#### [What the task asks]
Nothing should be left out: output all of the entries exactly.

[Items from a figure collection]
_ _ _ _
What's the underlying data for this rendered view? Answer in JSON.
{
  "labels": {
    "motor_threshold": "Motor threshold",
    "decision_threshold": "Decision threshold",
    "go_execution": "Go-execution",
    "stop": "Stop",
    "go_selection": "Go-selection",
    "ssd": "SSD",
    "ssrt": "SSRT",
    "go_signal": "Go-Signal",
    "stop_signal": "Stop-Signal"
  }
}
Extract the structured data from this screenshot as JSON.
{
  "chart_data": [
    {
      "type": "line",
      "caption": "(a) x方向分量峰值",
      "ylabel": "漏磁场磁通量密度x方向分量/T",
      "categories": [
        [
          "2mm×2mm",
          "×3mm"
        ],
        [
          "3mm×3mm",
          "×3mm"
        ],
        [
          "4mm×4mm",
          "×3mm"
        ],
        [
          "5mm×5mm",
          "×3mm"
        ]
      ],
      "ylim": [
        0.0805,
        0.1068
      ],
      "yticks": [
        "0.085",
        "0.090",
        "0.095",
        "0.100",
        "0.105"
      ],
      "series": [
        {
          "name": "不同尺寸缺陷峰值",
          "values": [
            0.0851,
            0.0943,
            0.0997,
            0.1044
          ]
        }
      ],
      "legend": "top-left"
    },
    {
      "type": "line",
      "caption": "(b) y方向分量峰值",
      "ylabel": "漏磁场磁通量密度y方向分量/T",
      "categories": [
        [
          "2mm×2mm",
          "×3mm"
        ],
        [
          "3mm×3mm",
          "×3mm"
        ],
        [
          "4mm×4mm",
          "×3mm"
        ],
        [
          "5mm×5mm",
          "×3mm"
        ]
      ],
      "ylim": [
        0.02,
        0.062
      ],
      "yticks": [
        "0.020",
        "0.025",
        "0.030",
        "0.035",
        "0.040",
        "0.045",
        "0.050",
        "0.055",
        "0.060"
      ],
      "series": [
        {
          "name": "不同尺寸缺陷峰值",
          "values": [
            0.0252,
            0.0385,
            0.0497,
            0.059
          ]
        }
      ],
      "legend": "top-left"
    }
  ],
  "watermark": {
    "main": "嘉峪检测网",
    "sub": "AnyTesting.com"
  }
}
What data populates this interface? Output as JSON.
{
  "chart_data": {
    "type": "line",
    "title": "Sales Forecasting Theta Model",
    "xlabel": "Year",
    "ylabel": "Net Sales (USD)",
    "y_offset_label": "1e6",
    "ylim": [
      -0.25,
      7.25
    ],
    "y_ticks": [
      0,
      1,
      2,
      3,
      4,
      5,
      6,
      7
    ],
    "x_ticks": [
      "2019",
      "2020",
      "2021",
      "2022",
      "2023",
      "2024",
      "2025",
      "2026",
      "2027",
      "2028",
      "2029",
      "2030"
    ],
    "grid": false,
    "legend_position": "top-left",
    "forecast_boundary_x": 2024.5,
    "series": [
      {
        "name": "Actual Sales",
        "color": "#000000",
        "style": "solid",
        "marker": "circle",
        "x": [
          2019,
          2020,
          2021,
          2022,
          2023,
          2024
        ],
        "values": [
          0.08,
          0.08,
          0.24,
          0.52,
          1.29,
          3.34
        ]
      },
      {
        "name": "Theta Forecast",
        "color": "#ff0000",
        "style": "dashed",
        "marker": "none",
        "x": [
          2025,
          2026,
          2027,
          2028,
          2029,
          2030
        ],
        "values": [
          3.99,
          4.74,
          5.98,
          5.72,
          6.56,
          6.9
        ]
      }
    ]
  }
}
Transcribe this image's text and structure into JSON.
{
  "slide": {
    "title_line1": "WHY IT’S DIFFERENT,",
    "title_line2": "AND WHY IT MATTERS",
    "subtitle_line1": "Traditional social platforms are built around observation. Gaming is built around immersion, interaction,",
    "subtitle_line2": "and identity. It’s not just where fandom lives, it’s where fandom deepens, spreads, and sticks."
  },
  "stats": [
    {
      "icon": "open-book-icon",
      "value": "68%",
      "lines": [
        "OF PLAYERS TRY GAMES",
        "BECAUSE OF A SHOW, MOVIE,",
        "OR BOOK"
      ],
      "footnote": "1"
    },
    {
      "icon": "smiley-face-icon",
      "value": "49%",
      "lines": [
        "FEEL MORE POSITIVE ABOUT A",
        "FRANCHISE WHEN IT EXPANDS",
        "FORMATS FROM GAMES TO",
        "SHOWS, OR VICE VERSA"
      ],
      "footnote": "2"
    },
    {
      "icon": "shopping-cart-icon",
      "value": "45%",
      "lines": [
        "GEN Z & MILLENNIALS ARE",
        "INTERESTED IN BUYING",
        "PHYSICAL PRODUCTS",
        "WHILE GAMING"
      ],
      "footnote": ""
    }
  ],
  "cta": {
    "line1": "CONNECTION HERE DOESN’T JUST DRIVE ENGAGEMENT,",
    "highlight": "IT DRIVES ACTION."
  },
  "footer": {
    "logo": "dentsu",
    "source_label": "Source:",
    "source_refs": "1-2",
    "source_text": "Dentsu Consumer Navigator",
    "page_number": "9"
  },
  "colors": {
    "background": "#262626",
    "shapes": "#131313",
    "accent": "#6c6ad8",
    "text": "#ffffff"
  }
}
_ _ _ _
#### [Result below]
What's the underlying data for this rendered view? Answer in JSON.
{
  "labels": {
    "motor_threshold": "Motor threshold",
    "decision_threshold": "Decision threshold",
    "go_execution": "Go-execution",
    "stop": "Stop",
    "go_selection": "Go-selection",
    "ssd": "SSD",
    "ssrt": "SSRT",
    "go_signal": "Go-Signal",
    "stop_signal": "Stop-Signal"
  }
}
Extract the structured data from this screenshot as JSON.
{
  "chart_data": [
    {
      "type": "line",
      "caption": "(a) x方向分量峰值",
      "ylabel": "漏磁场磁通量密度x方向分量/T",
      "categories": [
        [
          "2mm×2mm",
          "×3mm"
        ],
        [
          "3mm×3mm",
          "×3mm"
        ],
        [
          "4mm×4mm",
          "×3mm"
        ],
        [
          "5mm×5mm",
          "×3mm"
        ]
      ],
      "ylim": [
        0.0805,
        0.1068
      ],
      "yticks": [
        "0.085",
        "0.090",
        "0.095",
        "0.100",
        "0.105"
      ],
      "series": [
        {
          "name": "不同尺寸缺陷峰值",
          "values": [
            0.0851,
            0.0943,
            0.0997,
            0.1044
          ]
        }
      ],
      "legend": "top-left"
    },
    {
      "type": "line",
      "caption": "(b) y方向分量峰值",
      "ylabel": "漏磁场磁通量密度y方向分量/T",
      "categories": [
        [
          "2mm×2mm",
          "×3mm"
        ],
        [
          "3mm×3mm",
          "×3mm"
        ],
        [
          "4mm×4mm",
          "×3mm"
        ],
        [
          "5mm×5mm",
          "×3mm"
        ]
      ],
      "ylim": [
        0.02,
        0.062
      ],
      "yticks": [
        "0.020",
        "0.025",
        "0.030",
        "0.035",
        "0.040",
        "0.045",
        "0.050",
        "0.055",
        "0.060"
      ],
      "series": [
        {
          "name": "不同尺寸缺陷峰值",
          "values": [
            0.0252,
            0.0385,
            0.0497,
            0.059
          ]
        }
      ],
      "legend": "top-left"
    }
  ],
  "watermark": {
    "main": "嘉峪检测网",
    "sub": "AnyTesting.com"
  }
}
What data populates this interface? Output as JSON.
{
  "chart_data": {
    "type": "line",
    "title": "Sales Forecasting Theta Model",
    "xlabel": "Year",
    "ylabel": "Net Sales (USD)",
    "y_offset_label": "1e6",
    "ylim": [
      -0.25,
      7.25
    ],
    "y_ticks": [
      0,
      1,
      2,
      3,
      4,
      5,
      6,
      7
    ],
    "x_ticks": [
      "2019",
      "2020",
      "2021",
      "2022",
      "2023",
      "2024",
      "2025",
      "2026",
      "2027",
      "2028",
      "2029",
      "2030"
    ],
    "grid": false,
    "legend_position": "top-left",
    "forecast_boundary_x": 2024.5,
    "series": [
      {
        "name": "Actual Sales",
        "color": "#000000",
        "style": "solid",
        "marker": "circle",
        "x": [
          2019,
          2020,
          2021,
          2022,
          2023,
          2024
        ],
        "values": [
          0.08,
          0.08,
          0.24,
          0.52,
          1.29,
          3.34
        ]
      },
      {
        "name": "Theta Forecast",
        "color": "#ff0000",
        "style": "dashed",
        "marker": "none",
        "x": [
          2025,
          2026,
          2027,
          2028,
          2029,
          2030
        ],
        "values": [
          3.99,
          4.74,
          5.98,
          5.72,
          6.56,
          6.9
        ]
      }
    ]
  }
}
Transcribe this image's text and structure into JSON.
{
  "slide": {
    "title_line1": "WHY IT’S DIFFERENT,",
    "title_line2": "AND WHY IT MATTERS",
    "subtitle_line1": "Traditional social platforms are built around observation. Gaming is built around immersion, interaction,",
    "subtitle_line2": "and identity. It’s not just where fandom lives, it’s where fandom deepens, spreads, and sticks."
  },
  "stats": [
    {
      "icon": "open-book-icon",
      "value": "68%",
      "lines": [
        "OF PLAYERS TRY GAMES",
        "BECAUSE OF A SHOW, MOVIE,",
        "OR BOOK"
      ],
      "footnote": "1"
    },
    {
      "icon": "smiley-face-icon",
      "value": "49%",
      "lines": [
        "FEEL MORE POSITIVE ABOUT A",
        "FRANCHISE WHEN IT EXPANDS",
        "FORMATS FROM GAMES TO",
        "SHOWS, OR VICE VERSA"
      ],
      "footnote": "2"
    },
    {
      "icon": "shopping-cart-icon",
      "value": "45%",
      "lines": [
        "GEN Z & MILLENNIALS ARE",
        "INTERESTED IN BUYING",
        "PHYSICAL PRODUCTS",
        "WHILE GAMING"
      ],
      "footnote": ""
    }
  ],
  "cta": {
    "line1": "CONNECTION HERE DOESN’T JUST DRIVE ENGAGEMENT,",
    "highlight": "IT DRIVES ACTION."
  },
  "footer": {
    "logo": "dentsu",
    "source_label": "Source:",
    "source_refs": "1-2",
    "source_text": "Dentsu Consumer Navigator",
    "page_number": "9"
  },
  "colors": {
    "background": "#262626",
    "shapes": "#131313",
    "accent": "#6c6ad8",
    "text": "#ffffff"
  }
}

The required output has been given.